───── PROVIDED DATA

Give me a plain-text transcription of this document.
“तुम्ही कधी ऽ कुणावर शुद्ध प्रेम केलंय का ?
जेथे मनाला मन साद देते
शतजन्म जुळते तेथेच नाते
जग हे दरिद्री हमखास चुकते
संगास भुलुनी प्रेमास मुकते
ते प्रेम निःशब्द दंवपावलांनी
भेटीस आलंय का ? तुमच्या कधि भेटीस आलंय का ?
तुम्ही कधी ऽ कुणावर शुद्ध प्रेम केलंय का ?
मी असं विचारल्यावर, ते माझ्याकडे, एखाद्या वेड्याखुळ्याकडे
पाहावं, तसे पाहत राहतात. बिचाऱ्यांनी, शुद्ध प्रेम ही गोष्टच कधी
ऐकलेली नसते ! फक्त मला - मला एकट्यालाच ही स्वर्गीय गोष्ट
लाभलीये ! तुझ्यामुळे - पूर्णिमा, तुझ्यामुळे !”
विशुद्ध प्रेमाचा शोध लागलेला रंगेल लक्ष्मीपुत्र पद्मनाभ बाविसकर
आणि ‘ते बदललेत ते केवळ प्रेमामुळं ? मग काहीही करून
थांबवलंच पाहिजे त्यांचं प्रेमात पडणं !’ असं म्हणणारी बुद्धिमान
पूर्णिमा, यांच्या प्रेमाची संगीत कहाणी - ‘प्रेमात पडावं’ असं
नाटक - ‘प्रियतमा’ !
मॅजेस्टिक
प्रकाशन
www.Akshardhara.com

──────────

→ **WHAT TO PRODUCE**: Give the listing above again, word for word.

→ **WORKED ANSWER**:
Give me a plain-text transcription of this document.
“तुम्ही कधी ऽ कुणावर शुद्ध प्रेम केलंय का ?
जेथे मनाला मन साद देते
शतजन्म जुळते तेथेच नाते
जग हे दरिद्री हमखास चुकते
संगास भुलुनी प्रेमास मुकते
ते प्रेम निःशब्द दंवपावलांनी
भेटीस आलंय का ? तुमच्या कधि भेटीस आलंय का ?
तुम्ही कधी ऽ कुणावर शुद्ध प्रेम केलंय का ?
मी असं विचारल्यावर, ते माझ्याकडे, एखाद्या वेड्याखुळ्याकडे
पाहावं, तसे पाहत राहतात. बिचाऱ्यांनी, शुद्ध प्रेम ही गोष्टच कधी
ऐकलेली नसते ! फक्त मला - मला एकट्यालाच ही स्वर्गीय गोष्ट
लाभलीये ! तुझ्यामुळे - पूर्णिमा, तुझ्यामुळे !”
विशुद्ध प्रेमाचा शोध लागलेला रंगेल लक्ष्मीपुत्र पद्मनाभ बाविसकर
आणि ‘ते बदललेत ते केवळ प्रेमामुळं ? मग काहीही करून
थांबवलंच पाहिजे त्यांचं प्रेमात पडणं !’ असं म्हणणारी बुद्धिमान
पूर्णिमा, यांच्या प्रेमाची संगीत कहाणी - ‘प्रेमात पडावं’ असं
नाटक - ‘प्रियतमा’ !
मॅजेस्टिक
प्रकाशन
www.Akshardhara.com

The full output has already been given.